_TO DO_
a) According to the review text, in which neurons and brain area did the authors perform GCaMP-based 2-photon calcium imaging?
b) Decide whether each statement agrees with the review text, answering yes or no and quoting the deciding words: (i) The reviewer finds the M-step equation fully derived. (ii) The rebuttal has a limit of 6000 characters. (iii) Correlations were predicted only under anesthesia.
c) Extend the review text past its final sentence.
#### TEXT ####
The authors devote a lot of space to intro and discussion, but are awefully light on the details of the estimation. The equation for the M step on the bottom of page 3 is presented as the main contribution, but not really explained or derived. Maybe it's a trivial result to LDS experts, but that would erode a lot of the novelty of the paper. I think the authors had a very good idea, but it just needs to be explained better to properly convey the significance of the result.

Q2: Please summarize your review in 1-2 sentences
A neat idea tested against real data, but some details aren't clear.
Author Feedback

Q1:Author rebuttal: Please respond to any concerns raised in the reviews. There are no constraints on how you want to argue your case, except for the fact that your text should be limited to a maximum of 6000 characters. Note however that reviewers and area chairs are very busy and may not read long vague rebuttals. It is in your own interest to be concise and to the point.
We thank the reviewers for their thoughtful comments and are pleased that they find it well-written, original and timely, and unanimously recommend our paper for acceptance.

In our paper, we demonstrated a rather simple but consequential idea -- that it is possible to "stitch" the dynamics of large neural populations, while only ever simultaneously recording from a few neurons at a time. In particular, we demonstrate for the first time that it is possible to successfully predict noise-correlations even for non-simultaneously recorded neuron-pairs. Our contribution is an algorithmic approach for overcoming the limitations of current experimental methods for recording neural activity. Our approach based on linear gaussian dynamical systems, while simple, convincingly demonstrates our main claim with surprising accuracy on real data. We performed GCaMP-based 2-photon calcium imaging in layer 2/3 neurons of the mouse somatosensory cortex and showed that we were able to predict correlations between non-simultaneously imaged neurons in both awake and anesthetized conditions.
#### THE DATA ####
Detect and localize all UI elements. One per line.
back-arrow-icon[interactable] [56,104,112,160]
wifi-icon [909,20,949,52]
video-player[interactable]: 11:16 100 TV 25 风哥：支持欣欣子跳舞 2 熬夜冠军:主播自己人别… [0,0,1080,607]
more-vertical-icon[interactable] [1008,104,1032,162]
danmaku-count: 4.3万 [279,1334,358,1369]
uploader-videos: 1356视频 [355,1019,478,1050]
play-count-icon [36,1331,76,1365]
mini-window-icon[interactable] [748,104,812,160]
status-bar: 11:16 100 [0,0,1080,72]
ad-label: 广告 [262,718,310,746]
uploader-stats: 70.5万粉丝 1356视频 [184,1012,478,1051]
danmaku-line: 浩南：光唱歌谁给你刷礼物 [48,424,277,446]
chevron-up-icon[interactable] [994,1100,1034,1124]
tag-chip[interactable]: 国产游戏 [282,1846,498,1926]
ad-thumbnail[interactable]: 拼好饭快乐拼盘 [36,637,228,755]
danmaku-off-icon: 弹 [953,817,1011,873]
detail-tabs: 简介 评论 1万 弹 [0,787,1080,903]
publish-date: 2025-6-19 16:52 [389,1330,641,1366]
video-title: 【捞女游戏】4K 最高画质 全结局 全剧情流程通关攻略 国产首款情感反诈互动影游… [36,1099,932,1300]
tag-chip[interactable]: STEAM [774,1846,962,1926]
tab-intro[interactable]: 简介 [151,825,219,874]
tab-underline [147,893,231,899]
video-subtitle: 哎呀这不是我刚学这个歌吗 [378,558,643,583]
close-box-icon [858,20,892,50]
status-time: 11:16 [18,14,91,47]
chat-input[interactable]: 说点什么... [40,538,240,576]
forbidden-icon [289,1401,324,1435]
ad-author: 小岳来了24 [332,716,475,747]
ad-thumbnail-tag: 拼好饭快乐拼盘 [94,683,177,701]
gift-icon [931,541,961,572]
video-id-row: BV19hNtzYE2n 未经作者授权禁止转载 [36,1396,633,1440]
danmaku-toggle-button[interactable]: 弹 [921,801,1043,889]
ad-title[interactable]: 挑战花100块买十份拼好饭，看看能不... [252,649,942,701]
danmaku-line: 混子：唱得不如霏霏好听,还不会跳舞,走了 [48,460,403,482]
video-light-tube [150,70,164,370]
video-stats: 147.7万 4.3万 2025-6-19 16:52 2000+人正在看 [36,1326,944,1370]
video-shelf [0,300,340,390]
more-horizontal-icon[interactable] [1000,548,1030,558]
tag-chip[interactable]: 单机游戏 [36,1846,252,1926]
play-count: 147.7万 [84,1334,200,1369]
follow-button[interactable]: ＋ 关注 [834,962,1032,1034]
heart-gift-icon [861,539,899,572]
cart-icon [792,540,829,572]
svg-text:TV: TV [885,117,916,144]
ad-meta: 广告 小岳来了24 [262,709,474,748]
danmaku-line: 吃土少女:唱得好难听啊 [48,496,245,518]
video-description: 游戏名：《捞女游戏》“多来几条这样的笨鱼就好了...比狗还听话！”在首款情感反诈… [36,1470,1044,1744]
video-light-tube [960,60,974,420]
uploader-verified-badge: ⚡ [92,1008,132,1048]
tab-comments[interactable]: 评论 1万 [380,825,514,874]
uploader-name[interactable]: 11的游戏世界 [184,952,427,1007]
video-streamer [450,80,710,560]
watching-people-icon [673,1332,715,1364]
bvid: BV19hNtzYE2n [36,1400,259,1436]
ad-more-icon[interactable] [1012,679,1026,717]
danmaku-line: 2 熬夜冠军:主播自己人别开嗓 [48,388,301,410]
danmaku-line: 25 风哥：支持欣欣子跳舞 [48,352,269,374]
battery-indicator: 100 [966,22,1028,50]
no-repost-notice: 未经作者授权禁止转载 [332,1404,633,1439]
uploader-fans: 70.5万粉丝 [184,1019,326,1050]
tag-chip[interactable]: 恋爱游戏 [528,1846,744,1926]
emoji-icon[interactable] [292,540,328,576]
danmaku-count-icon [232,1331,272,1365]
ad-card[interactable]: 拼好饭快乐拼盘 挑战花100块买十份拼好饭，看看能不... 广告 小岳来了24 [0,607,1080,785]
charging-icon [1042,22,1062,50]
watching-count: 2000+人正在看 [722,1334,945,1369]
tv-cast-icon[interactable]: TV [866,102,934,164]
####
_TASK ANSWERS_
a) In layer 2/3 neurons of the mouse somatosensory cortex.

b)
(i) No: "not really explained or derived."
(ii) Yes: "your text should be limited to a maximum of 6000 characters"
(iii) No: "in both awake and anesthetized conditions."

c)
We thank the reviewers for pointing out ways in which to improve our presentation:
1) As R4 suggests, we will improve our figure legends and descriptions.
2) R5 suggests defining noise correlations more clearly. Indeed, we use the definition of Averbeck et al 2007, as in linear dynamical systems, noise correlations depend both on the system noise and the connectivity matrix.
3) As R6 suggests, we will improve our description of the estimation algorithm.

The reviewers were puzzled by the differences in performance between the toy simulation and the real data. This is because we did not attempt to carefully match the statistics of our simulated network to the real data. Our goal with the simulations was to demonstrate that -- in the best of all worlds -- it is possible to "stitch" together the population model, even with no overlap. Of course we do not expect this idealized scenario to hold, but rather than making our simulations more realistic, we decided to directly test our model on real data. Thus all our main results are based on real calcium imaging datasets.

In line with previous work (Yu et al., 2009; Briggman et al., 2006) and in contrast to our simulations, we find that the neural activity in layer 2/3 neurons are driven largely by low-dimensional common input. This means that only a small subspace of the activity is actually excited by the low-dimensional input, and hence in our model only the corresponding entries of the A-matrix will be constrained to meaningful values. The remaining part of the A-matrix is non-identifiable and unimportant to the neural dynamics. This explains why Fig 3b has a larger scatter than Fig 2c.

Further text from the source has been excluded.